— WHAT THE TASK ASKS —
Which lines include the word "atlantes"? Copy each of them.

* START *

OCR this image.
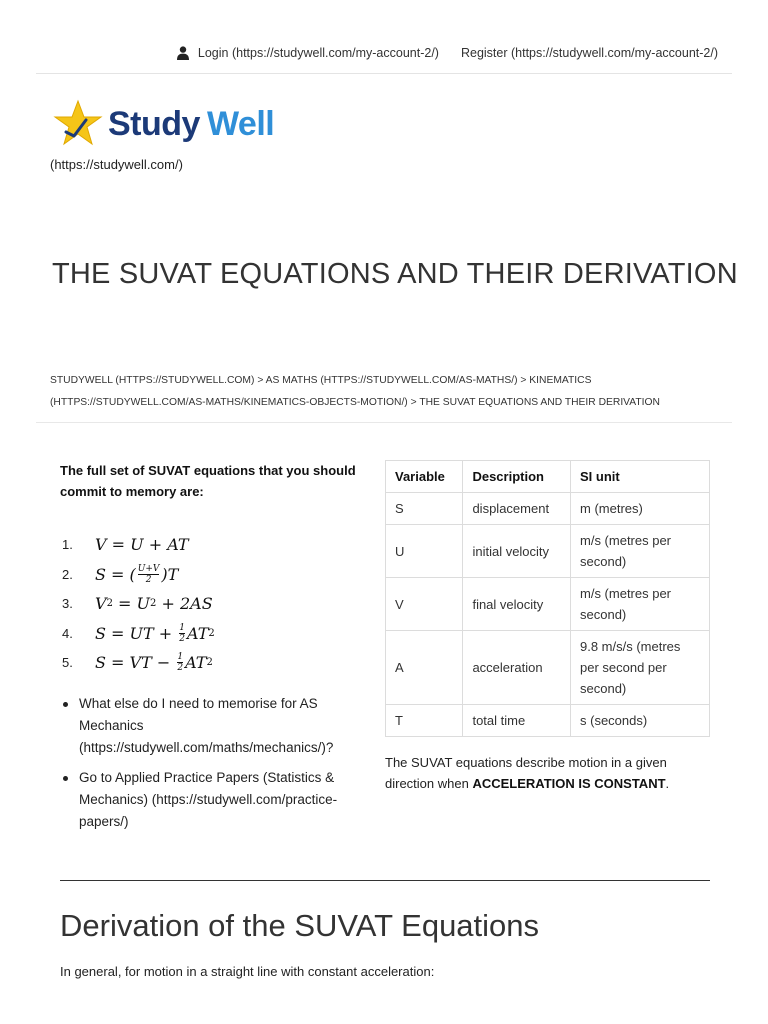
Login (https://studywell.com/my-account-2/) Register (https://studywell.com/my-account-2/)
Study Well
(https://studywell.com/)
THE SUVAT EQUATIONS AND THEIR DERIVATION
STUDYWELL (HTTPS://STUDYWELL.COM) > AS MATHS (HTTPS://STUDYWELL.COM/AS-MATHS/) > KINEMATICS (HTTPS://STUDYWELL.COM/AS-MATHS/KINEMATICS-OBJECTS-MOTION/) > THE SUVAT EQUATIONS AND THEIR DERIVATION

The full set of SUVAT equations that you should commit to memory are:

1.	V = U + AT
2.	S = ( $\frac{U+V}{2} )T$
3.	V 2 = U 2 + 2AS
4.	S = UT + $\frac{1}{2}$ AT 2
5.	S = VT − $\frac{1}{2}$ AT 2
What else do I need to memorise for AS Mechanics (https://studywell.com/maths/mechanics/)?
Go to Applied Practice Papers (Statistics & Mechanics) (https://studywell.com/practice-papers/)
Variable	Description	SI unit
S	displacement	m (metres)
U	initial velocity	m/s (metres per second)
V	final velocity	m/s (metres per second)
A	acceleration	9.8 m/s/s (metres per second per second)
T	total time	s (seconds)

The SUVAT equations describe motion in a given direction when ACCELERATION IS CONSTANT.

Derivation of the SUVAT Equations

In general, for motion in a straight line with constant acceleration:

* END *
* START *

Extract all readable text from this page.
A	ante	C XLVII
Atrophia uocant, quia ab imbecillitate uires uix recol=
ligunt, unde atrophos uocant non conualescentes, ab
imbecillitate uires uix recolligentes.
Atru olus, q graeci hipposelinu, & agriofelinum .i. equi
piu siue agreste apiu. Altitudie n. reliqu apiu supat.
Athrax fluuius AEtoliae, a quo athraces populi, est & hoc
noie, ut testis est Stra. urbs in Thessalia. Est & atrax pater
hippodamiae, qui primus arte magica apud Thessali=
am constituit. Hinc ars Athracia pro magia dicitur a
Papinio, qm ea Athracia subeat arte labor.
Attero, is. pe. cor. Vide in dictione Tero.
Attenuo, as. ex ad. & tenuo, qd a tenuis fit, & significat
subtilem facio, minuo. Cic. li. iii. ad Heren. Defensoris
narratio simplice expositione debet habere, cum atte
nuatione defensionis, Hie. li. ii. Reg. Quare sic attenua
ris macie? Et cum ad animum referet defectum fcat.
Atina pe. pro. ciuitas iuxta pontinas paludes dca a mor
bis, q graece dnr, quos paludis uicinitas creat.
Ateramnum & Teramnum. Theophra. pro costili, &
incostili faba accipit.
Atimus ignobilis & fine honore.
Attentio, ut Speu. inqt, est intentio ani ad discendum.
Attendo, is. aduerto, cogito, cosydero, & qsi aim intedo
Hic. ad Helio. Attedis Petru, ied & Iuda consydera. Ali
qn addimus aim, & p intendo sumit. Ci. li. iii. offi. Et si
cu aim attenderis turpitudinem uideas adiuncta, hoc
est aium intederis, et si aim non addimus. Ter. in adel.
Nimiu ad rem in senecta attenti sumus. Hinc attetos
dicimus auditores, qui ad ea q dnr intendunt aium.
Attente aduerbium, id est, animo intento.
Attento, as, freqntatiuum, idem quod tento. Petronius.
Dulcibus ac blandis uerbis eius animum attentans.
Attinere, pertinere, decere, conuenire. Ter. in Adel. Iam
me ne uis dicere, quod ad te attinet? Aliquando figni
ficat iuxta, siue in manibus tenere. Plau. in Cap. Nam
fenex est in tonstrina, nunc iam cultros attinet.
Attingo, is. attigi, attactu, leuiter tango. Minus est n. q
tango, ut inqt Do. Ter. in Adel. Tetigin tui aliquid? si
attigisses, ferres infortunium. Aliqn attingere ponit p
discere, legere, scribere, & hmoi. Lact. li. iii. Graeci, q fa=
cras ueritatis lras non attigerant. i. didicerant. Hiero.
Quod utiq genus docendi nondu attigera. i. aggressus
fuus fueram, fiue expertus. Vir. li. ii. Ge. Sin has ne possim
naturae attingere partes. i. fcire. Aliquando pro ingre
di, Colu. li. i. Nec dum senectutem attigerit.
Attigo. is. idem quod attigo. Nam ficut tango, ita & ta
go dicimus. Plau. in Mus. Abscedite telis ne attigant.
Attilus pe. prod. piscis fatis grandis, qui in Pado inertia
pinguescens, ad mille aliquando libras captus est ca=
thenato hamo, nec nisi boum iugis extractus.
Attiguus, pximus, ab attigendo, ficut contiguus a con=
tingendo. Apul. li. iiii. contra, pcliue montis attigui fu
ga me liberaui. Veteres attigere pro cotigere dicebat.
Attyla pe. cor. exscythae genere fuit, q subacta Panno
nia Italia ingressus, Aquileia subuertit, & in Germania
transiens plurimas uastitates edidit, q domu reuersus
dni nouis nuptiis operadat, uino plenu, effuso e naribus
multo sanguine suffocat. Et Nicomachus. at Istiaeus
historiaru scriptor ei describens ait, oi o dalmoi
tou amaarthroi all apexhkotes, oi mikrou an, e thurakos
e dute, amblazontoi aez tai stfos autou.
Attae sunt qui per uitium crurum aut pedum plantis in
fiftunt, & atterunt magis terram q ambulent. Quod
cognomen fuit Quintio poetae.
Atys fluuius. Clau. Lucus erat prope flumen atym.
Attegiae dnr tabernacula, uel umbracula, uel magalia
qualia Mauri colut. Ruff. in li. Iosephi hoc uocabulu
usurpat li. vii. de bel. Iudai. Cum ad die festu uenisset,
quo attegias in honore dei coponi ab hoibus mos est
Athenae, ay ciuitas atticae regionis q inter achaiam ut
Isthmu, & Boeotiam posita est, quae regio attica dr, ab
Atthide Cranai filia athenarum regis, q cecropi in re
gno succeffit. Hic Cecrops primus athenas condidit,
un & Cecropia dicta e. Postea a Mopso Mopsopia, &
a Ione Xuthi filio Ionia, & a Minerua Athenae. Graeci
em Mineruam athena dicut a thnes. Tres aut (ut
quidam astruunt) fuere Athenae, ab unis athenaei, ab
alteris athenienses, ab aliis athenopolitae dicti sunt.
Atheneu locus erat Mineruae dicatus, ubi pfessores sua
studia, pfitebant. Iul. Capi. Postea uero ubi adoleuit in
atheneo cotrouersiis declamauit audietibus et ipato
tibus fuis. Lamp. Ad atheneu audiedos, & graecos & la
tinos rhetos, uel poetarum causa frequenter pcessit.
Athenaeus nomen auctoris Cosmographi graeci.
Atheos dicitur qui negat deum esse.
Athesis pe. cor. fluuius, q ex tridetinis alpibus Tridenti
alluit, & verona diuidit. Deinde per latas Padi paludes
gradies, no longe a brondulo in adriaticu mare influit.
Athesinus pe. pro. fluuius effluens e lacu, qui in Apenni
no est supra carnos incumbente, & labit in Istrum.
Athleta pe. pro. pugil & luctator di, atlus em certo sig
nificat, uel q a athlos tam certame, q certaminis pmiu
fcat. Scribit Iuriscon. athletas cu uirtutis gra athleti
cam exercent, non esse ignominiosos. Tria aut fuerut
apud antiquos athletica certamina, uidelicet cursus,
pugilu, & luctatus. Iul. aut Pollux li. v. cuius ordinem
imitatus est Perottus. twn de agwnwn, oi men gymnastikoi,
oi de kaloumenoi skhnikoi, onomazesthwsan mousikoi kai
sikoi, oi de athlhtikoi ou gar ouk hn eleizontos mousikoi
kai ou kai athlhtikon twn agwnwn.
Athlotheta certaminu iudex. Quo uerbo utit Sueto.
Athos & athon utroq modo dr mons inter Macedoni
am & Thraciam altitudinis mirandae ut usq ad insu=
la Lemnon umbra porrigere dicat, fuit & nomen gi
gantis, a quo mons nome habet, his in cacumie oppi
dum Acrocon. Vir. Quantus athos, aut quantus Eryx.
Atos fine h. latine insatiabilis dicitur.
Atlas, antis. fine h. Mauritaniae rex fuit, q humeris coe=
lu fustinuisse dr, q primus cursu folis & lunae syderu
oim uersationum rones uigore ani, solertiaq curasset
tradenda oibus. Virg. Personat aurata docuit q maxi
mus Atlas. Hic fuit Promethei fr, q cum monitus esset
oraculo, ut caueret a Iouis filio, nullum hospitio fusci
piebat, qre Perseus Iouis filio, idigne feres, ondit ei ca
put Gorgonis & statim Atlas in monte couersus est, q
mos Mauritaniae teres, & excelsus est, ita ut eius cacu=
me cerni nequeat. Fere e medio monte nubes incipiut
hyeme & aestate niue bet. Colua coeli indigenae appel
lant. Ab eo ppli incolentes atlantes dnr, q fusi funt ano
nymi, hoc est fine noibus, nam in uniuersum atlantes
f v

* END *
* START *

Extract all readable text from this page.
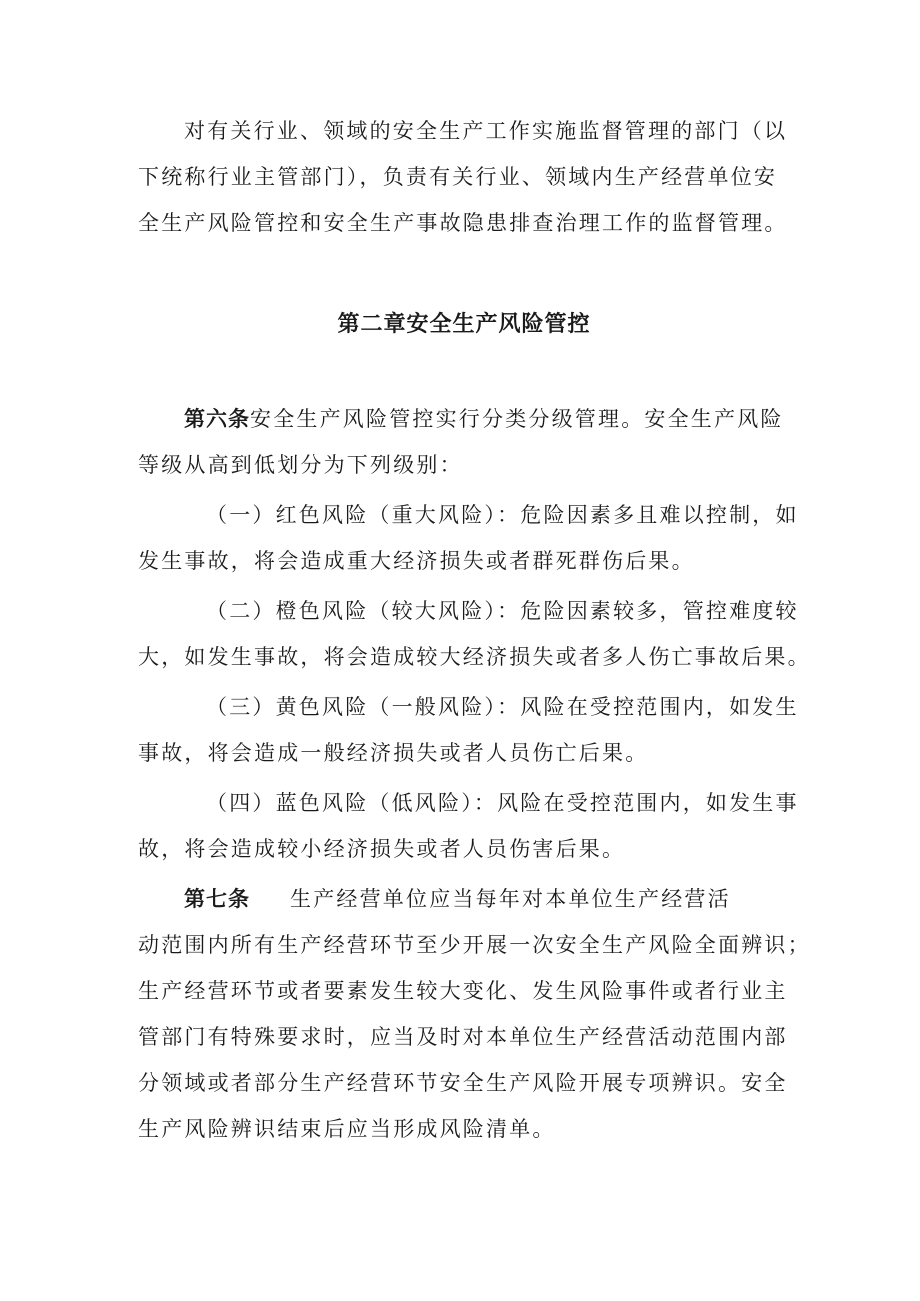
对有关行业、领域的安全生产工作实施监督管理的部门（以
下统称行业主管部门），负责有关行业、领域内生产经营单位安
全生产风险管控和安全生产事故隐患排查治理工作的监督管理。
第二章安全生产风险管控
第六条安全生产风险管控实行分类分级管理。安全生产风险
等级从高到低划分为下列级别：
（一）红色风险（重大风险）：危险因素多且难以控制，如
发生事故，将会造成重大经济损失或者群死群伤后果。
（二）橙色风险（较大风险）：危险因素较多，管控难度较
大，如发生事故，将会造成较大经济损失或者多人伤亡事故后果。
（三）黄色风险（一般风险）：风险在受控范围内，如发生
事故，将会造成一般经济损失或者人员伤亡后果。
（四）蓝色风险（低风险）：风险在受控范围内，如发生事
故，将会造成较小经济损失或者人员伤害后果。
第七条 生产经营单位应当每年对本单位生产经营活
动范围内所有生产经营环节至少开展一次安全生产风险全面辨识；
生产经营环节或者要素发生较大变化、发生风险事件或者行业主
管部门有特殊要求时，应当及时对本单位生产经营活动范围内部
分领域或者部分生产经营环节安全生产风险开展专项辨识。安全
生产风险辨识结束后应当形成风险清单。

* END *

— ANSWER TO THIS TASK —
lant. Ab eo ppli incolentes atlantes dnr, q fusi funt ano
nymi, hoc est fine noibus, nam in uniuersum atlantes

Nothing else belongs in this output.